● TASK PROMPT
Your task is to output the listing word for word, with pictures excluded.

(begin)

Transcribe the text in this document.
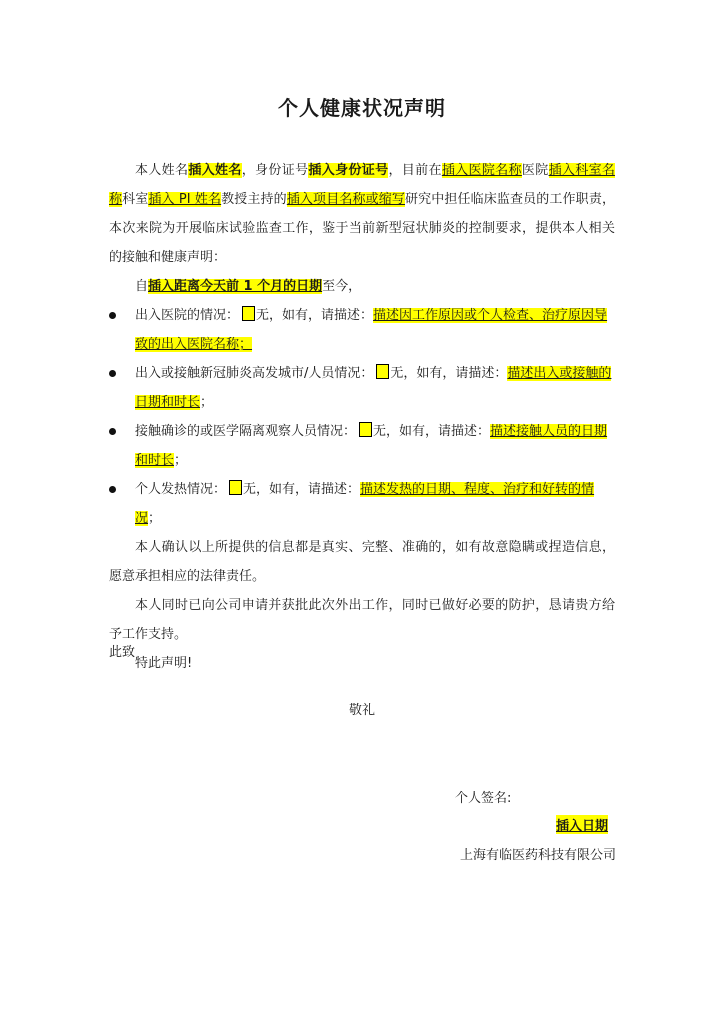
个人健康状况声明

本人姓名插入姓名，身份证号插入身份证号，目前在插入医院名称医院插入科室名称科室插入 PI 姓名教授主持的插入项目名称或缩写研究中担任临床监查员的工作职责，本次来院为开展临床试验监查工作，鉴于当前新型冠状肺炎的控制要求，提供本人相关的接触和健康声明：

自插入距离今天前 1 个月的日期至今，

出入医院的情况： 无，如有，请描述：描述因工作原因或个人检查、治疗原因导致的出入医院名称；

出入或接触新冠肺炎高发城市/人员情况： 无，如有，请描述：描述出入或接触的日期和时长；

接触确诊的或医学隔离观察人员情况： 无，如有，请描述：描述接触人员的日期和时长；

个人发热情况： 无，如有，请描述：描述发热的日期、程度、治疗和好转的情况；

本人确认以上所提供的信息都是真实、完整、准确的，如有故意隐瞒或捏造信息，愿意承担相应的法律责任。

本人同时已向公司申请并获批此次外出工作，同时已做好必要的防护，恳请贵方给予工作支持。

特此声明!

此致
敬礼
个人签名:
插入日期
上海有临医药科技有限公司
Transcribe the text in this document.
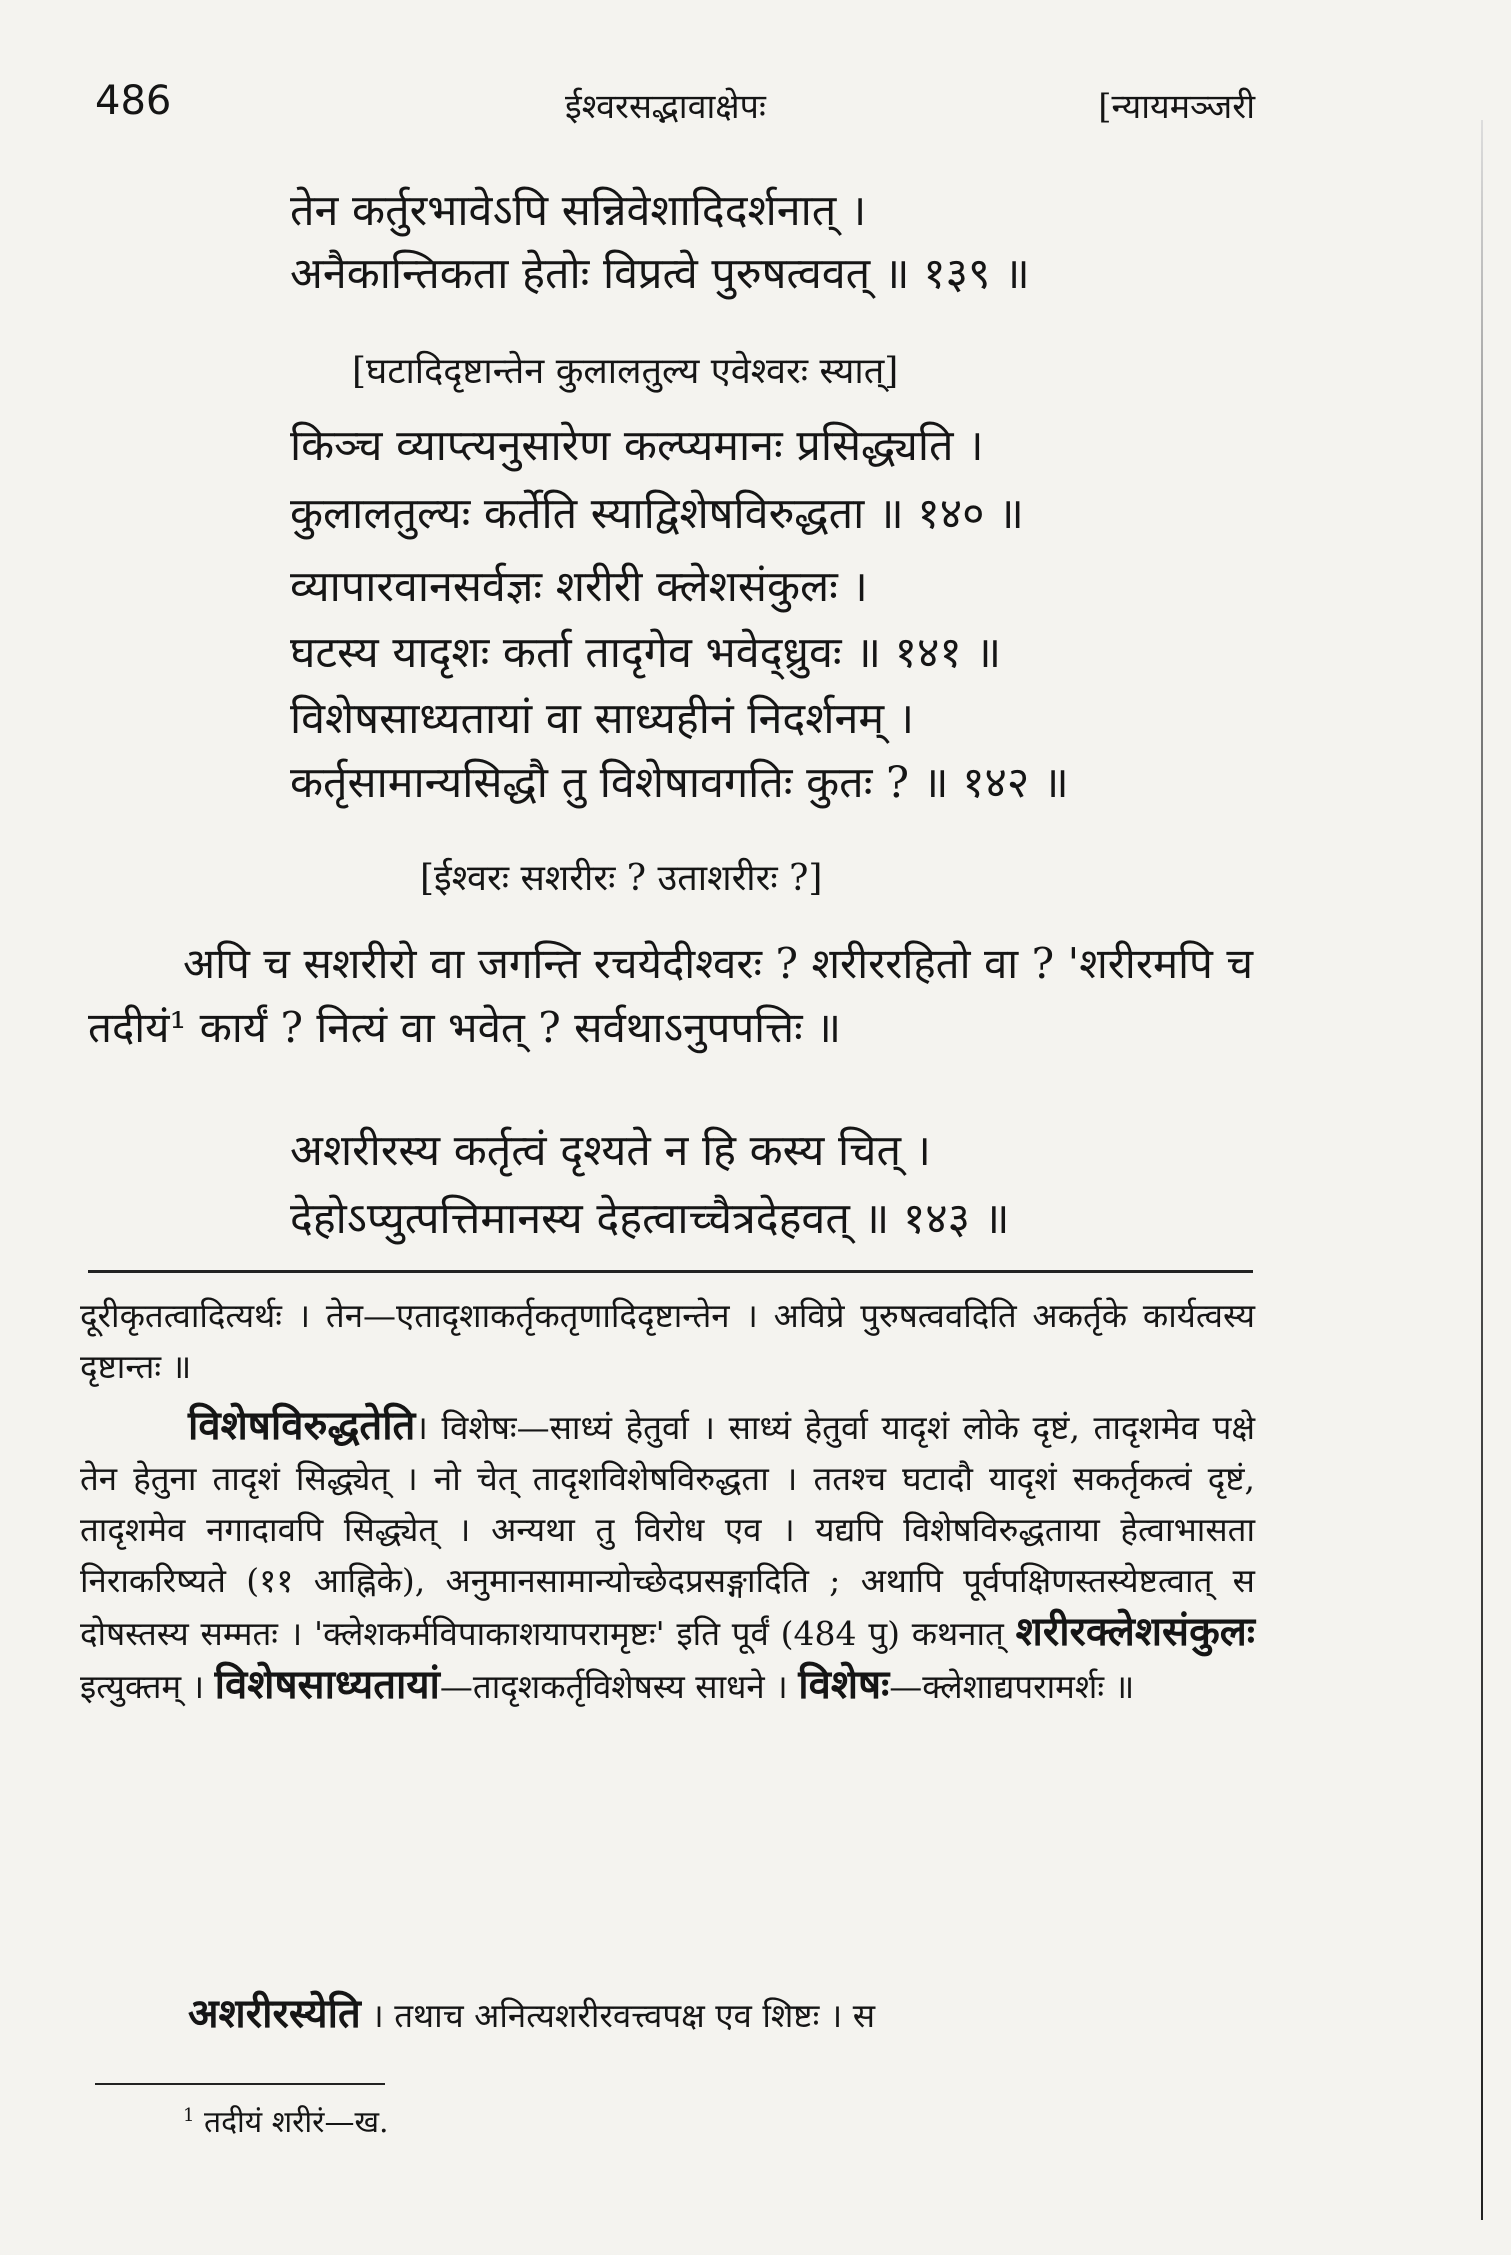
486	ईश्वरसद्भावाक्षेपः	[न्यायमञ्जरी
तेन कर्तुरभावेऽपि सन्निवेशादिदर्शनात् ।
अनैकान्तिकता हेतोः विप्रत्वे पुरुषत्ववत् ॥ १३९ ॥
[घटादिदृष्टान्तेन कुलालतुल्य एवेश्वरः स्यात्]
किञ्च व्याप्त्यनुसारेण कल्प्यमानः प्रसिद्ध्यति ।
कुलालतुल्यः कर्तेति स्याद्विशेषविरुद्धता ॥ १४० ॥
व्यापारवानसर्वज्ञः शरीरी क्लेशसंकुलः ।
घटस्य यादृशः कर्ता तादृगेव भवेद्ध्रुवः ॥ १४१ ॥
विशेषसाध्यतायां वा साध्यहीनं निदर्शनम् ।
कर्तृसामान्यसिद्धौ तु विशेषावगतिः कुतः ? ॥ १४२ ॥
[ईश्वरः सशरीरः ? उताशरीरः ?]
अपि च सशरीरो वा जगन्ति रचयेदीश्वरः ? शरीररहितो वा ? 'शरीरमपि च तदीयं¹ कार्यं ? नित्यं वा भवेत् ? सर्वथाऽनुपपत्तिः ॥
अशरीरस्य कर्तृत्वं दृश्यते न हि कस्य चित् ।
देहोऽप्युत्पत्तिमानस्य देहत्वाच्चैत्रदेहवत् ॥ १४३ ॥
दूरीकृतत्वादित्यर्थः । तेन—एतादृशाकर्तृकतृणादिदृष्टान्तेन । अविप्रे पुरुषत्ववदिति अकर्तृके कार्यत्वस्य दृष्टान्तः ॥
विशेषविरुद्धतेति। विशेषः—साध्यं हेतुर्वा । साध्यं हेतुर्वा यादृशं लोके दृष्टं, तादृशमेव पक्षे तेन हेतुना तादृशं सिद्ध्येत् । नो चेत् तादृशविशेषविरुद्धता । ततश्च घटादौ यादृशं सकर्तृकत्वं दृष्टं, तादृशमेव नगादावपि सिद्ध्येत् । अन्यथा तु विरोध एव । यद्यपि विशेषविरुद्धताया हेत्वाभासता निराकरिष्यते (११ आह्निके), अनुमानसामान्योच्छेदप्रसङ्गादिति ; अथापि पूर्वपक्षिणस्तस्येष्टत्वात् स दोषस्तस्य सम्मतः । 'क्लेशकर्मविपाकाशयापरामृष्टः' इति पूर्वं (484 पु) कथनात् शरीरक्लेशसंकुलः इत्युक्तम् । विशेषसाध्यतायां—तादृशकर्तृविशेषस्य साधने । विशेषः—क्लेशाद्यपरामर्शः ॥
अशरीरस्येति । तथाच अनित्यशरीरवत्त्वपक्ष एव शिष्टः । स
$^1$ तदीयं शरीरं—ख.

(end)

● RESULT OF THIS EXERCISE
Transcribe the text in this document.
个人健康状况声明

本人姓名插入姓名，身份证号插入身份证号，目前在插入医院名称医院插入科室名称科室插入 PI 姓名教授主持的插入项目名称或缩写研究中担任临床监查员的工作职责，本次来院为开展临床试验监查工作，鉴于当前新型冠状肺炎的控制要求，提供本人相关的接触和健康声明：

自插入距离今天前 1 个月的日期至今，

出入医院的情况： 无，如有，请描述：描述因工作原因或个人检查、治疗原因导致的出入医院名称；

出入或接触新冠肺炎高发城市/人员情况： 无，如有，请描述：描述出入或接触的日期和时长；

接触确诊的或医学隔离观察人员情况： 无，如有，请描述：描述接触人员的日期和时长；

个人发热情况： 无，如有，请描述：描述发热的日期、程度、治疗和好转的情况；

本人确认以上所提供的信息都是真实、完整、准确的，如有故意隐瞒或捏造信息，愿意承担相应的法律责任。

本人同时已向公司申请并获批此次外出工作，同时已做好必要的防护，恳请贵方给予工作支持。

特此声明!

此致
敬礼
个人签名:
插入日期
上海有临医药科技有限公司
Transcribe the text in this document.
486	ईश्वरसद्भावाक्षेपः	[न्यायमञ्जरी
तेन कर्तुरभावेऽपि सन्निवेशादिदर्शनात् ।
अनैकान्तिकता हेतोः विप्रत्वे पुरुषत्ववत् ॥ १३९ ॥
[घटादिदृष्टान्तेन कुलालतुल्य एवेश्वरः स्यात्]
किञ्च व्याप्त्यनुसारेण कल्प्यमानः प्रसिद्ध्यति ।
कुलालतुल्यः कर्तेति स्याद्विशेषविरुद्धता ॥ १४० ॥
व्यापारवानसर्वज्ञः शरीरी क्लेशसंकुलः ।
घटस्य यादृशः कर्ता तादृगेव भवेद्ध्रुवः ॥ १४१ ॥
विशेषसाध्यतायां वा साध्यहीनं निदर्शनम् ।
कर्तृसामान्यसिद्धौ तु विशेषावगतिः कुतः ? ॥ १४२ ॥
[ईश्वरः सशरीरः ? उताशरीरः ?]
अपि च सशरीरो वा जगन्ति रचयेदीश्वरः ? शरीररहितो वा ? 'शरीरमपि च तदीयं¹ कार्यं ? नित्यं वा भवेत् ? सर्वथाऽनुपपत्तिः ॥
अशरीरस्य कर्तृत्वं दृश्यते न हि कस्य चित् ।
देहोऽप्युत्पत्तिमानस्य देहत्वाच्चैत्रदेहवत् ॥ १४३ ॥
दूरीकृतत्वादित्यर्थः । तेन—एतादृशाकर्तृकतृणादिदृष्टान्तेन । अविप्रे पुरुषत्ववदिति अकर्तृके कार्यत्वस्य दृष्टान्तः ॥
विशेषविरुद्धतेति। विशेषः—साध्यं हेतुर्वा । साध्यं हेतुर्वा यादृशं लोके दृष्टं, तादृशमेव पक्षे तेन हेतुना तादृशं सिद्ध्येत् । नो चेत् तादृशविशेषविरुद्धता । ततश्च घटादौ यादृशं सकर्तृकत्वं दृष्टं, तादृशमेव नगादावपि सिद्ध्येत् । अन्यथा तु विरोध एव । यद्यपि विशेषविरुद्धताया हेत्वाभासता निराकरिष्यते (११ आह्निके), अनुमानसामान्योच्छेदप्रसङ्गादिति ; अथापि पूर्वपक्षिणस्तस्येष्टत्वात् स दोषस्तस्य सम्मतः । 'क्लेशकर्मविपाकाशयापरामृष्टः' इति पूर्वं (484 पु) कथनात् शरीरक्लेशसंकुलः इत्युक्तम् । विशेषसाध्यतायां—तादृशकर्तृविशेषस्य साधने । विशेषः—क्लेशाद्यपरामर्शः ॥
अशरीरस्येति । तथाच अनित्यशरीरवत्त्वपक्ष एव शिष्टः । स
$^1$ तदीयं शरीरं—ख.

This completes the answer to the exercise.